Problem to work on ::
Using the records below, locate all lines containing "circle" and return them.
[Exercise materials start]
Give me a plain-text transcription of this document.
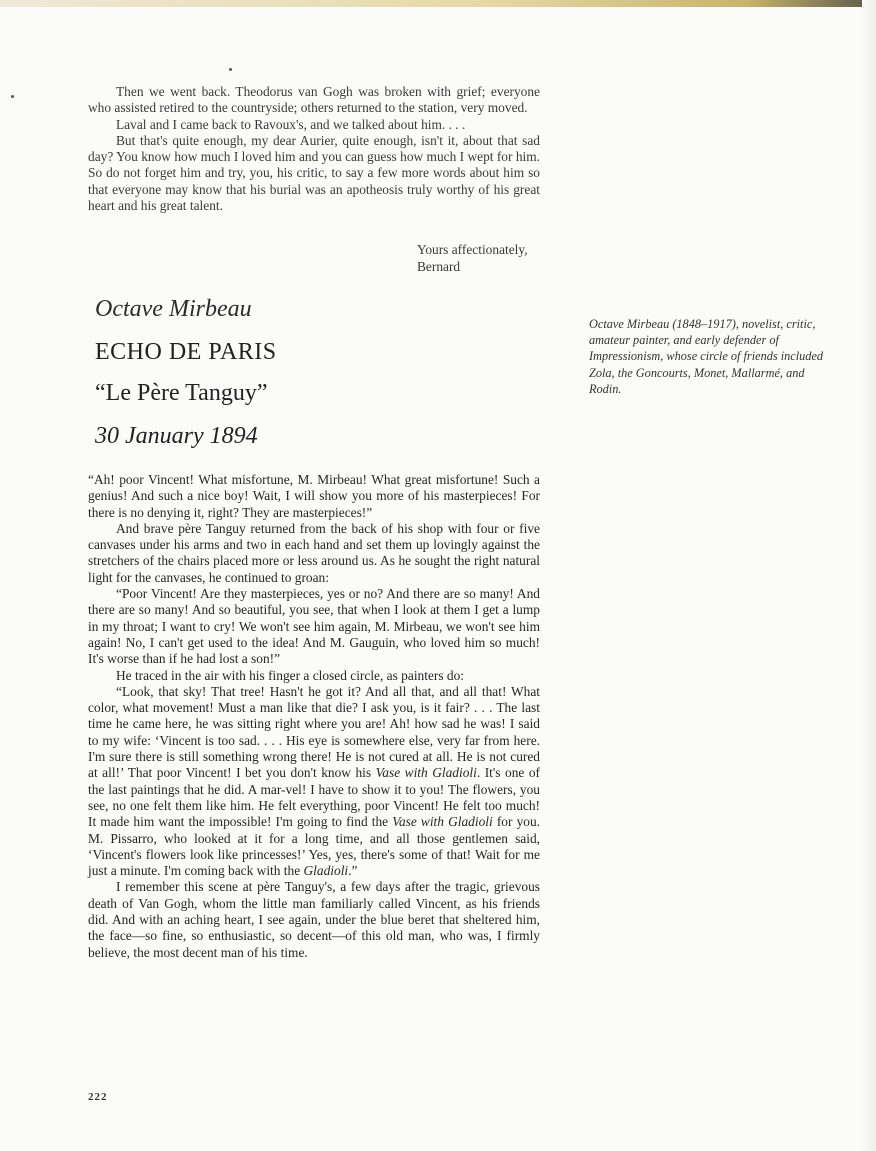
Then we went back. Theodorus van Gogh was broken with grief; everyone who assisted retired to the countryside; others returned to the station, very moved.

Laval and I came back to Ravoux's, and we talked about him. . . .

But that's quite enough, my dear Aurier, quite enough, isn't it, about that sad day? You know how much I loved him and you can guess how much I wept for him. So do not forget him and try, you, his critic, to say a few more words about him so that everyone may know that his burial was an apotheosis truly worthy of his great heart and his great talent.

Yours affectionately,
Bernard
Octave Mirbeau
ECHO DE PARIS
“Le Père Tanguy”
30 January 1894
Octave Mirbeau (1848–1917), novelist, critic, amateur painter, and early defender of Impressionism, whose circle of friends included Zola, the Goncourts, Monet, Mallarmé, and Rodin.

“Ah! poor Vincent! What misfortune, M. Mirbeau! What great misfortune! Such a genius! And such a nice boy! Wait, I will show you more of his masterpieces! For there is no denying it, right? They are masterpieces!”

And brave père Tanguy returned from the back of his shop with four or five canvases under his arms and two in each hand and set them up lovingly against the stretchers of the chairs placed more or less around us. As he sought the right natural light for the canvases, he continued to groan:

“Poor Vincent! Are they masterpieces, yes or no? And there are so many! And there are so many! And so beautiful, you see, that when I look at them I get a lump in my throat; I want to cry! We won't see him again, M. Mirbeau, we won't see him again! No, I can't get used to the idea! And M. Gauguin, who loved him so much! It's worse than if he had lost a son!”

He traced in the air with his finger a closed circle, as painters do:

“Look, that sky! That tree! Hasn't he got it? And all that, and all that! What color, what movement! Must a man like that die? I ask you, is it fair? . . . The last time he came here, he was sitting right where you are! Ah! how sad he was! I said to my wife: ‘Vincent is too sad. . . . His eye is somewhere else, very far from here. I'm sure there is still something wrong there! He is not cured at all. He is not cured at all!’ That poor Vincent! I bet you don't know his Vase with Gladioli. It's one of the last paintings that he did. A mar-vel! I have to show it to you! The flowers, you see, no one felt them like him. He felt everything, poor Vincent! He felt too much! It made him want the impossible! I'm going to find the Vase with Gladioli for you. M. Pissarro, who looked at it for a long time, and all those gentlemen said, ‘Vincent's flowers look like princesses!’ Yes, yes, there's some of that! Wait for me just a minute. I'm coming back with the Gladioli.”

I remember this scene at père Tanguy's, a few days after the tragic, grievous death of Van Gogh, whom the little man familiarly called Vincent, as his friends did. And with an aching heart, I see again, under the blue beret that sheltered him, the face—so fine, so enthusiastic, so decent—of this old man, who was, I firmly believe, the most decent man of his time.

222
[Exercise materials end]
Result of this exercise ::
Octave Mirbeau (1848–1917), novelist, critic, amateur painter, and early defender of Impressionism, whose circle of friends included Zola, the Goncourts, Monet, Mallarmé, and Rodin.
He traced in the air with his finger a closed circle, as painters do:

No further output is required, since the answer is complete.